Given instruction: With the pictures omitted, write out the entries that follow exactly as they stand.

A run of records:
__________________________________________________
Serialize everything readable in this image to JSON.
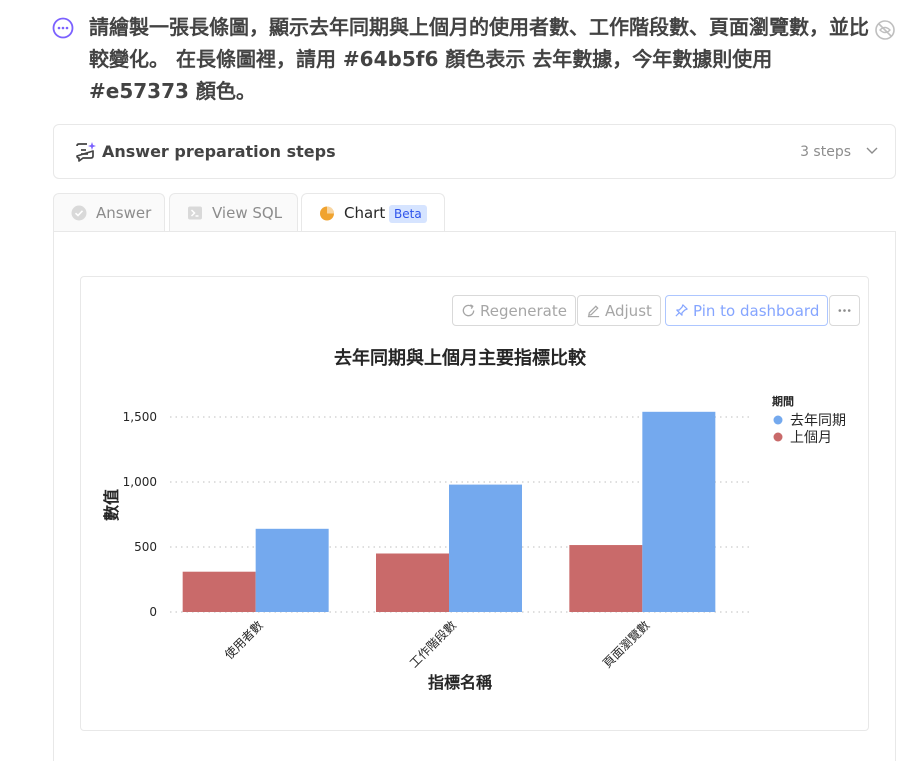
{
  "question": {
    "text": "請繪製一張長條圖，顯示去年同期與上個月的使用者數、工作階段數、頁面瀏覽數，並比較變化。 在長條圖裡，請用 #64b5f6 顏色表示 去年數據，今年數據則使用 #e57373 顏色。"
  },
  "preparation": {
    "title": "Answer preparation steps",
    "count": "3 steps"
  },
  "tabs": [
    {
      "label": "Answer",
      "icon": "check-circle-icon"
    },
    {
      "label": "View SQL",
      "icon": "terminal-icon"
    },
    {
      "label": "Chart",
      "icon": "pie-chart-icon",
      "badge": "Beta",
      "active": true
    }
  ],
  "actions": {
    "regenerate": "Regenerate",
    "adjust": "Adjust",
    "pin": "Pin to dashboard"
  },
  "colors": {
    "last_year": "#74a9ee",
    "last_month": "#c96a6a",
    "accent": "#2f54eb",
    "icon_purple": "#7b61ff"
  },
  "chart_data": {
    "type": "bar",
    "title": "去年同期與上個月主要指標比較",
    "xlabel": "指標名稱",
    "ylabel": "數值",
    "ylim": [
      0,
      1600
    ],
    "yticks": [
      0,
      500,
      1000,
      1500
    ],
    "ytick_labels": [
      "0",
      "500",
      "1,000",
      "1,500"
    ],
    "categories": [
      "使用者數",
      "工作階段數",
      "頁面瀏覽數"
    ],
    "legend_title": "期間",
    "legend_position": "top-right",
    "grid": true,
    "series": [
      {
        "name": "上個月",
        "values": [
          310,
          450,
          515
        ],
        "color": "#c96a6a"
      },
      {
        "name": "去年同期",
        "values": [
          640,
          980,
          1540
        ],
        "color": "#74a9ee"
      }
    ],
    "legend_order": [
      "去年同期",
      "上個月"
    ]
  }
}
__________________________________________________
Solution to the exercise:
Serialize everything readable in this image to JSON.
{
  "question": {
    "text": "請繪製一張長條圖，顯示去年同期與上個月的使用者數、工作階段數、頁面瀏覽數，並比較變化。 在長條圖裡，請用 #64b5f6 顏色表示 去年數據，今年數據則使用 #e57373 顏色。"
  },
  "preparation": {
    "title": "Answer preparation steps",
    "count": "3 steps"
  },
  "tabs": [
    {
      "label": "Answer",
      "icon": "check-circle-icon"
    },
    {
      "label": "View SQL",
      "icon": "terminal-icon"
    },
    {
      "label": "Chart",
      "icon": "pie-chart-icon",
      "badge": "Beta",
      "active": true
    }
  ],
  "actions": {
    "regenerate": "Regenerate",
    "adjust": "Adjust",
    "pin": "Pin to dashboard"
  },
  "colors": {
    "last_year": "#74a9ee",
    "last_month": "#c96a6a",
    "accent": "#2f54eb",
    "icon_purple": "#7b61ff"
  },
  "chart_data": {
    "type": "bar",
    "title": "去年同期與上個月主要指標比較",
    "xlabel": "指標名稱",
    "ylabel": "數值",
    "ylim": [
      0,
      1600
    ],
    "yticks": [
      0,
      500,
      1000,
      1500
    ],
    "ytick_labels": [
      "0",
      "500",
      "1,000",
      "1,500"
    ],
    "categories": [
      "使用者數",
      "工作階段數",
      "頁面瀏覽數"
    ],
    "legend_title": "期間",
    "legend_position": "top-right",
    "grid": true,
    "series": [
      {
        "name": "上個月",
        "values": [
          310,
          450,
          515
        ],
        "color": "#c96a6a"
      },
      {
        "name": "去年同期",
        "values": [
          640,
          980,
          1540
        ],
        "color": "#74a9ee"
      }
    ],
    "legend_order": [
      "去年同期",
      "上個月"
    ]
  }
}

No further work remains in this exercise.